**Work instructions**
Repeat the records below exactly, leaving out any pictures.

.....

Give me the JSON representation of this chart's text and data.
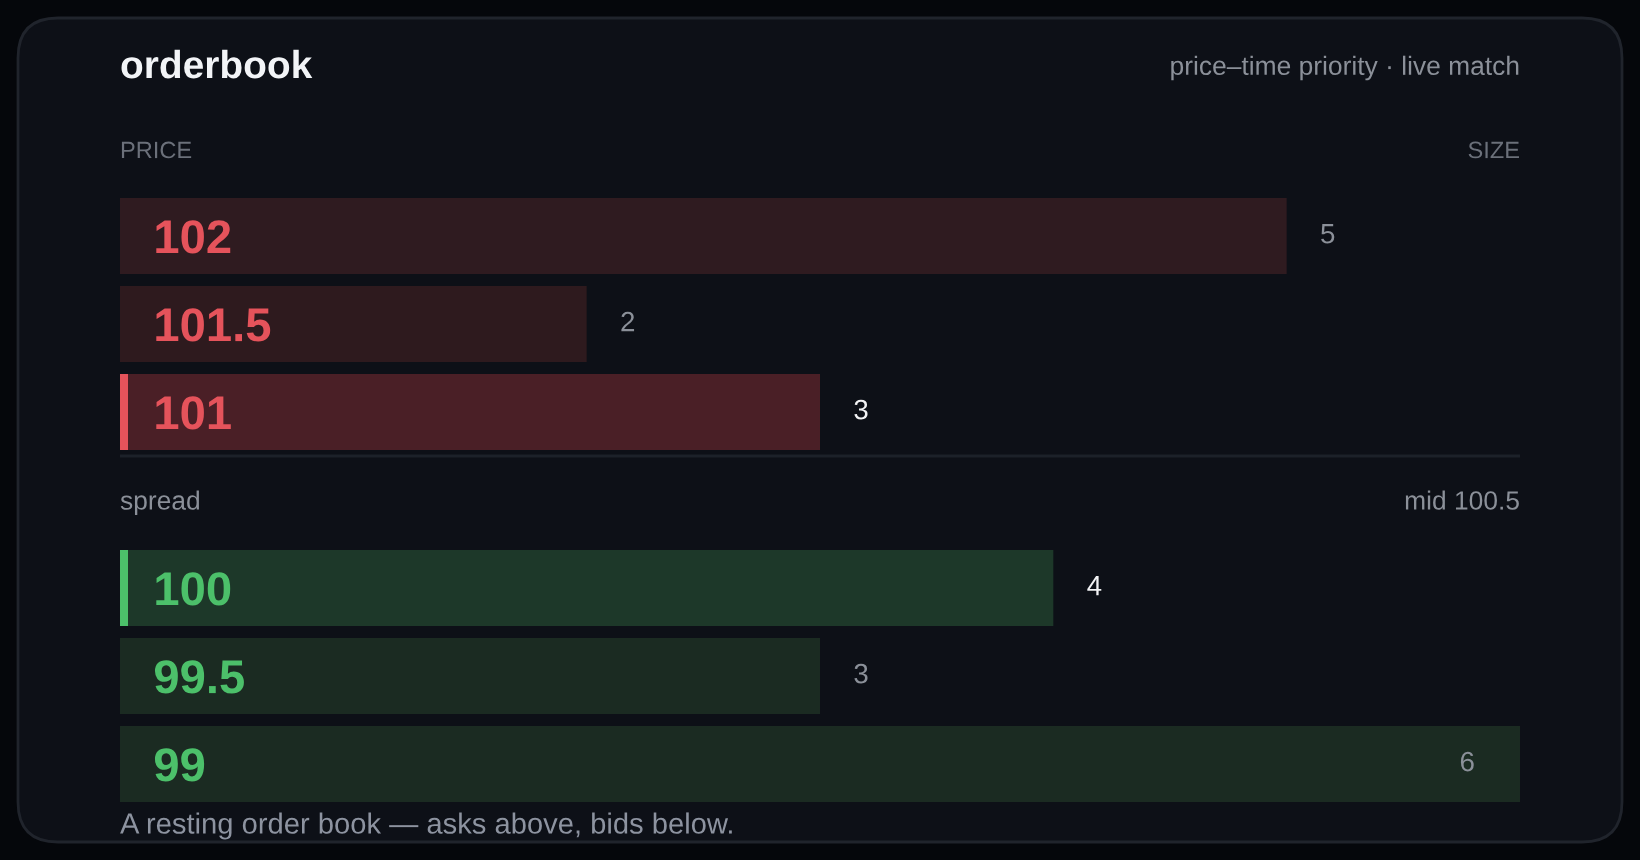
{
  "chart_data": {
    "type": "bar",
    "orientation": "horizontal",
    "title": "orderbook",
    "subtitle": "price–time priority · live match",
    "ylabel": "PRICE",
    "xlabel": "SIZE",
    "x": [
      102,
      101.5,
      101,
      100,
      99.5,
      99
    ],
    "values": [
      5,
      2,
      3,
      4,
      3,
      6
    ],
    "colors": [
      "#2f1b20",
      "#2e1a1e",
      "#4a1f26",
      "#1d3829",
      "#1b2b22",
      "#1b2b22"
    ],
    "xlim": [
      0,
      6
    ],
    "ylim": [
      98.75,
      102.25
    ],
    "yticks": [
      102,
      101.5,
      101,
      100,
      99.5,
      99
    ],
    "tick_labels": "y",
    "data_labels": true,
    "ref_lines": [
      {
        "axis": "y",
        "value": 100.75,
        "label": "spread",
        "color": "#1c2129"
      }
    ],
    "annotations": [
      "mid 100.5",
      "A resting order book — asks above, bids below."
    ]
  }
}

.....

**Solution for this problem**
Give me the JSON representation of this chart's text and data.
{
  "chart_data": {
    "type": "bar",
    "orientation": "horizontal",
    "title": "orderbook",
    "subtitle": "price–time priority · live match",
    "ylabel": "PRICE",
    "xlabel": "SIZE",
    "x": [
      102,
      101.5,
      101,
      100,
      99.5,
      99
    ],
    "values": [
      5,
      2,
      3,
      4,
      3,
      6
    ],
    "colors": [
      "#2f1b20",
      "#2e1a1e",
      "#4a1f26",
      "#1d3829",
      "#1b2b22",
      "#1b2b22"
    ],
    "xlim": [
      0,
      6
    ],
    "ylim": [
      98.75,
      102.25
    ],
    "yticks": [
      102,
      101.5,
      101,
      100,
      99.5,
      99
    ],
    "tick_labels": "y",
    "data_labels": true,
    "ref_lines": [
      {
        "axis": "y",
        "value": 100.75,
        "label": "spread",
        "color": "#1c2129"
      }
    ],
    "annotations": [
      "mid 100.5",
      "A resting order book — asks above, bids below."
    ]
  }
}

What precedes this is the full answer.